**DATA FOR THIS EXERCISE**
────────────────────

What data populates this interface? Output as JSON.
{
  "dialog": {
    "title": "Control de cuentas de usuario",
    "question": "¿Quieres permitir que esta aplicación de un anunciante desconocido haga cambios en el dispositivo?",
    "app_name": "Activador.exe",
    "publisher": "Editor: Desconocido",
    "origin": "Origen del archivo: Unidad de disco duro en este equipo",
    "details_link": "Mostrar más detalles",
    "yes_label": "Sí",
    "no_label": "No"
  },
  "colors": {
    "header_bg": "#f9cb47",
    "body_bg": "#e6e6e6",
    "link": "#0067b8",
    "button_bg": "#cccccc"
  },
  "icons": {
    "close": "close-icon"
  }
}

────────────────────

**YOUR INSTRUCTIONS**
Output the listing above exactly as it appears.

**TASK OUTPUT**
What data populates this interface? Output as JSON.
{
  "dialog": {
    "title": "Control de cuentas de usuario",
    "question": "¿Quieres permitir que esta aplicación de un anunciante desconocido haga cambios en el dispositivo?",
    "app_name": "Activador.exe",
    "publisher": "Editor: Desconocido",
    "origin": "Origen del archivo: Unidad de disco duro en este equipo",
    "details_link": "Mostrar más detalles",
    "yes_label": "Sí",
    "no_label": "No"
  },
  "colors": {
    "header_bg": "#f9cb47",
    "body_bg": "#e6e6e6",
    "link": "#0067b8",
    "button_bg": "#cccccc"
  },
  "icons": {
    "close": "close-icon"
  }
}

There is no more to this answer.